# EXERCISE INSTRUCTIONS
Gather the lines from the material that contain "opcode".
──────── RECORD SET
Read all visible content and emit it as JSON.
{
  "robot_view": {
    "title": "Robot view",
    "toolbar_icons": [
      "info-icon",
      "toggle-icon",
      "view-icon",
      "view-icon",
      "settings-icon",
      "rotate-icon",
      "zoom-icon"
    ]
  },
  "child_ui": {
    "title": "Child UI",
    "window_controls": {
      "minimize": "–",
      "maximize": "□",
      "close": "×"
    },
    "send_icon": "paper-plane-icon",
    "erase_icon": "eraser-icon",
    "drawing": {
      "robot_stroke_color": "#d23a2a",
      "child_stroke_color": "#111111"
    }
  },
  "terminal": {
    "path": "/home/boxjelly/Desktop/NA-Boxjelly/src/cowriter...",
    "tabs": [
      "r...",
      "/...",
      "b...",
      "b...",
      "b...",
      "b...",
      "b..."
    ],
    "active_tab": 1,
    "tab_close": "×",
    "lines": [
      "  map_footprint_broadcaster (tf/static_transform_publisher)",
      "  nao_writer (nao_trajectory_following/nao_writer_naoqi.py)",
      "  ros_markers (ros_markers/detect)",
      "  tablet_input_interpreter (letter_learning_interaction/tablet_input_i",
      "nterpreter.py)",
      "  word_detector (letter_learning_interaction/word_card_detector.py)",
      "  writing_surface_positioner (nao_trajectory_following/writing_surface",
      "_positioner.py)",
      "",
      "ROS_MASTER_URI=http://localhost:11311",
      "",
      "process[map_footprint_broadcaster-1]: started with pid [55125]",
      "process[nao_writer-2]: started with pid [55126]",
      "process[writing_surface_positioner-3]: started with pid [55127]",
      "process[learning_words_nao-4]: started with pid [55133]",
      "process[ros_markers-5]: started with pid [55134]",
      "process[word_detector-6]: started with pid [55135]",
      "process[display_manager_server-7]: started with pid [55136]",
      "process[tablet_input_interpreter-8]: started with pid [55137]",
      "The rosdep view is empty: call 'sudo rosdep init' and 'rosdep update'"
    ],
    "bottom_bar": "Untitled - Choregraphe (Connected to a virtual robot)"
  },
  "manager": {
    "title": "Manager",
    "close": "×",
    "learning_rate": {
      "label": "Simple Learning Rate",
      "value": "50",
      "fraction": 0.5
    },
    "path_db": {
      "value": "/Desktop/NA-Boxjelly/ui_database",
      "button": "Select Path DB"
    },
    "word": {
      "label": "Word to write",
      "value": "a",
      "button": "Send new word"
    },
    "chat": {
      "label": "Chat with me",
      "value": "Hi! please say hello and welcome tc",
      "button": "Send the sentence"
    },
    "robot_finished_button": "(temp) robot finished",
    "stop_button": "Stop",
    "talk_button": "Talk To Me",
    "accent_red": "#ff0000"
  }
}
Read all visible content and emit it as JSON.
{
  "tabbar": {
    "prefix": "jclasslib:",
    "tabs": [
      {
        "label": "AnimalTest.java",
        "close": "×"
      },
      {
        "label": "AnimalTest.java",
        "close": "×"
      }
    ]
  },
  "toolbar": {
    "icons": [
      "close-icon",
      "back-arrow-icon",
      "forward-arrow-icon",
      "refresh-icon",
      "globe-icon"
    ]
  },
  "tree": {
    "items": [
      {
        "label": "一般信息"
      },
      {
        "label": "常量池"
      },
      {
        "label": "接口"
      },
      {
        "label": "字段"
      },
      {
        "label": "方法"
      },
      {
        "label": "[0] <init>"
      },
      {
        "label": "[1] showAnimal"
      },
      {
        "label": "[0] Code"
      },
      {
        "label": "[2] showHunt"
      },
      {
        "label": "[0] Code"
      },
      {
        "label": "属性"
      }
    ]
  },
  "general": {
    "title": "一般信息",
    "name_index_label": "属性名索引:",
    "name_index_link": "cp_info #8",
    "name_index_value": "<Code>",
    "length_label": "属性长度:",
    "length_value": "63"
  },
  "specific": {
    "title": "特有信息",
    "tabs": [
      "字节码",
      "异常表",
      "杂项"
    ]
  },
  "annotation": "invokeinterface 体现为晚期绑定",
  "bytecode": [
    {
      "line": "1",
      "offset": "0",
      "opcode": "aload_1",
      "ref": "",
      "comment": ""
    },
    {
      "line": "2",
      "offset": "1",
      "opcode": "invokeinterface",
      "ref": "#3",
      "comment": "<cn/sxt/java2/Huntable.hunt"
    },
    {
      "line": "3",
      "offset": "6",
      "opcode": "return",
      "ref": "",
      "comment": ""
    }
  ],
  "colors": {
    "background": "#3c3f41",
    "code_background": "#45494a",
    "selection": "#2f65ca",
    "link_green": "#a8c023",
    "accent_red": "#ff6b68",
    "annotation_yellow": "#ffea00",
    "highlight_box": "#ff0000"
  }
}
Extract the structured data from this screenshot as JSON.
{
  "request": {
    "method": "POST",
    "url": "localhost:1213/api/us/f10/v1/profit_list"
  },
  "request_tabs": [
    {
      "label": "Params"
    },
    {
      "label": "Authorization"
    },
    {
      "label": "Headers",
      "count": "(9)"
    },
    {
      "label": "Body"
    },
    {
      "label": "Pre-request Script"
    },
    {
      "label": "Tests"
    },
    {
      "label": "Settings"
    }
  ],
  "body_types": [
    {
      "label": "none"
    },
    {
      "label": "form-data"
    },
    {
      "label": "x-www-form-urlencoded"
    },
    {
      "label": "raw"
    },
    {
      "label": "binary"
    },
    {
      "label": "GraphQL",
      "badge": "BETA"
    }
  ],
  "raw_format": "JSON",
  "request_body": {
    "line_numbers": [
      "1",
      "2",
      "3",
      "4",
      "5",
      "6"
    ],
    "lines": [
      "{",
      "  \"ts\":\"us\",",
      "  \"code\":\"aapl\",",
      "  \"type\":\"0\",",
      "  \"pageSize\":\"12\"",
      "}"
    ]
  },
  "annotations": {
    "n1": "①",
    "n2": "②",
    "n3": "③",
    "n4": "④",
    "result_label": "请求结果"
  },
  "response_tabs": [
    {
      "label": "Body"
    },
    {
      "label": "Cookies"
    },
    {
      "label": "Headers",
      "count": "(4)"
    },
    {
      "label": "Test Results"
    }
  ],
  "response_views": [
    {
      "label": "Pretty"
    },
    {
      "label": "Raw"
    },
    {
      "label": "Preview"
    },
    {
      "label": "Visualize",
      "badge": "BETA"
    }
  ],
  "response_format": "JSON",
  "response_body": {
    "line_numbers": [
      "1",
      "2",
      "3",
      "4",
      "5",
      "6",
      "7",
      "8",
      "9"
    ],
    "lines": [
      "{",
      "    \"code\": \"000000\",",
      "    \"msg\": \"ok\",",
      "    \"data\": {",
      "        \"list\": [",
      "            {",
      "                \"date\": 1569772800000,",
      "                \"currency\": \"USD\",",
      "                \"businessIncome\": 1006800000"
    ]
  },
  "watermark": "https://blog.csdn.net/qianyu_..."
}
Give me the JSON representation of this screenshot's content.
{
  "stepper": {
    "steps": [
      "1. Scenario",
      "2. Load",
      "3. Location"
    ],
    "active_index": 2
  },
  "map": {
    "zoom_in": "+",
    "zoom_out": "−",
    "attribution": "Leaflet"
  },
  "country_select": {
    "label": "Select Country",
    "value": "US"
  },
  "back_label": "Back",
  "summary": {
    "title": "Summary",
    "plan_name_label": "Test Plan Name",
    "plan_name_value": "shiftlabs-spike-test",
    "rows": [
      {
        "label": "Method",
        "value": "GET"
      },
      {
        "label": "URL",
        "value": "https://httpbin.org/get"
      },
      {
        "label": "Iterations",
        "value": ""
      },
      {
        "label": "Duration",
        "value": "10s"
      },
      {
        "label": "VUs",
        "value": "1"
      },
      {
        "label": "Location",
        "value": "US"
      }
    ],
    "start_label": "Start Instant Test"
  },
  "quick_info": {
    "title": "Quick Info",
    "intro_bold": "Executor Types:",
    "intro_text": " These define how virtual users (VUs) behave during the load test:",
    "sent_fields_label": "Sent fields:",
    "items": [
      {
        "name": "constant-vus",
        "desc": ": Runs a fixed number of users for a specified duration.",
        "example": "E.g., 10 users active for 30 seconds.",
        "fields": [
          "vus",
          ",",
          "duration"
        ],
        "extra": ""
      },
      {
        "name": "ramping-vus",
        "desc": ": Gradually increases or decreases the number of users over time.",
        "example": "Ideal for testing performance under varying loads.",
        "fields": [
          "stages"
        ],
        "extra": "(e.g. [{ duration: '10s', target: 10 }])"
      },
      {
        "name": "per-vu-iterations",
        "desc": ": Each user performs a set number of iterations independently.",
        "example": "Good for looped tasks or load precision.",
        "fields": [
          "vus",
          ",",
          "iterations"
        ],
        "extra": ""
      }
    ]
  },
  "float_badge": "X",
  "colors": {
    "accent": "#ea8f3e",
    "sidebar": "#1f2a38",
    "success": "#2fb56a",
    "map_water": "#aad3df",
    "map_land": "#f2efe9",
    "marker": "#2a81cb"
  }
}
────────────────
# ANSWER TO THE EXERCISE
      "opcode": "aload_1",
      "opcode": "invokeinterface",
      "opcode": "return",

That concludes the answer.